(begin)
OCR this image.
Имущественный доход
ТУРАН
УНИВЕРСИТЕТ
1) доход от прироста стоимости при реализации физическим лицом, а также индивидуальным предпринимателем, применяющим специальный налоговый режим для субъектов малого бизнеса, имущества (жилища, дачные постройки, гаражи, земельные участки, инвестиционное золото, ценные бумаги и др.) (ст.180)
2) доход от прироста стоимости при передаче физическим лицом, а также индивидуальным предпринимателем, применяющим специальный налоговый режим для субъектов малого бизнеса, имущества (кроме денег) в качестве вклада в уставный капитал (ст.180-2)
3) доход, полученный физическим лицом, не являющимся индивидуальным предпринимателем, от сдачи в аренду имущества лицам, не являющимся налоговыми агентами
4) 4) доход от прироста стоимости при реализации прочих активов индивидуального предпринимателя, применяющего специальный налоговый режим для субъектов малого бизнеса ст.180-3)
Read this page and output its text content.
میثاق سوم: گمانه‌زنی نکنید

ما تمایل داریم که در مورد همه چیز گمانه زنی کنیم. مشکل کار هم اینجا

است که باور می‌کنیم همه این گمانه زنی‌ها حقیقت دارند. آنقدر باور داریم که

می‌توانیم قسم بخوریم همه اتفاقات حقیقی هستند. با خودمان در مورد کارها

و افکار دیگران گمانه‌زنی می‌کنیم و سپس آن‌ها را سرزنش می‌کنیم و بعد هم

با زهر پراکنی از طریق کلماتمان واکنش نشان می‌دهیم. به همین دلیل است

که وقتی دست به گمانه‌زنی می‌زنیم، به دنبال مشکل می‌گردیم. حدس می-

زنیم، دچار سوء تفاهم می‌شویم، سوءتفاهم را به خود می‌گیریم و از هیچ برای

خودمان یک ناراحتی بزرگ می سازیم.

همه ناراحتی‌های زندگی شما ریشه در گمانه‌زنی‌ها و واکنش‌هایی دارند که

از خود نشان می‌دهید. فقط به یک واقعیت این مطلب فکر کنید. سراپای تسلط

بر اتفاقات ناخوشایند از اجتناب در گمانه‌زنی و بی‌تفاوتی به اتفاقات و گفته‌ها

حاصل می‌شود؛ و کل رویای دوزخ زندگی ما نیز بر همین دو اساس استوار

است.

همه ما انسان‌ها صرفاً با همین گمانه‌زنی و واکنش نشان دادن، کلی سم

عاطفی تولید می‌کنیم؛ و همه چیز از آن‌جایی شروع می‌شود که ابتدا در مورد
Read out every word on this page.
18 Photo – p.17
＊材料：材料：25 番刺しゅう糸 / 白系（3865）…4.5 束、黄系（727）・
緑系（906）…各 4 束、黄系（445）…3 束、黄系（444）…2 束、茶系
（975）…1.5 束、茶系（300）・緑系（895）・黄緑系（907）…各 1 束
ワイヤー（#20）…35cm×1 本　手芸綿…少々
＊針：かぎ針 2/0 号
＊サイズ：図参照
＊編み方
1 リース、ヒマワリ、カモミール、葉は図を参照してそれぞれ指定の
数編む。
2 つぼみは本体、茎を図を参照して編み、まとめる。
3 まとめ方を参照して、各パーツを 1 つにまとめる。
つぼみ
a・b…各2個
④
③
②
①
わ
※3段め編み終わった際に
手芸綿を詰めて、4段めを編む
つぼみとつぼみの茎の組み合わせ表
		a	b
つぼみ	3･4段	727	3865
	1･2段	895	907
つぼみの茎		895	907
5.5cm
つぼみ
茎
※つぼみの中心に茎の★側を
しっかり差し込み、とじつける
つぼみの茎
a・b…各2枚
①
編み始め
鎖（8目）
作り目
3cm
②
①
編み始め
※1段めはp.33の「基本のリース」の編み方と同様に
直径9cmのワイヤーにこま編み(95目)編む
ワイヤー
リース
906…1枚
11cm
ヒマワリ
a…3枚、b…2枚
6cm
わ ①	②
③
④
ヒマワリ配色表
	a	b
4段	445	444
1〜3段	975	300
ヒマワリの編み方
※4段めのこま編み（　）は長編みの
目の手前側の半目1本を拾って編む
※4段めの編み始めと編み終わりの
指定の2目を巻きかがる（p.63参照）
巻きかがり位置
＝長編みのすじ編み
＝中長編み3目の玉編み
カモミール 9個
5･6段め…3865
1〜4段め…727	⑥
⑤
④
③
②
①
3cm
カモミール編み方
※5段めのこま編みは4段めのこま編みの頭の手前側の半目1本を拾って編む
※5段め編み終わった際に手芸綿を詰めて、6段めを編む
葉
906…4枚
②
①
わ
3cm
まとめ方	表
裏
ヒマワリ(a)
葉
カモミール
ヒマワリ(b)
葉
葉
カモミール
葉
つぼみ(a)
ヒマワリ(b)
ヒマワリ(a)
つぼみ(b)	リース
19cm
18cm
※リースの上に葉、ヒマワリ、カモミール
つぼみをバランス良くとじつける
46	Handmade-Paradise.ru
(end)
▶ _What the task asks_: Gather all lines from the records above in which "this" appears.

▶ _Complete output_:
OCR this image.
Read this page and output its text content.
Read out every word on this page.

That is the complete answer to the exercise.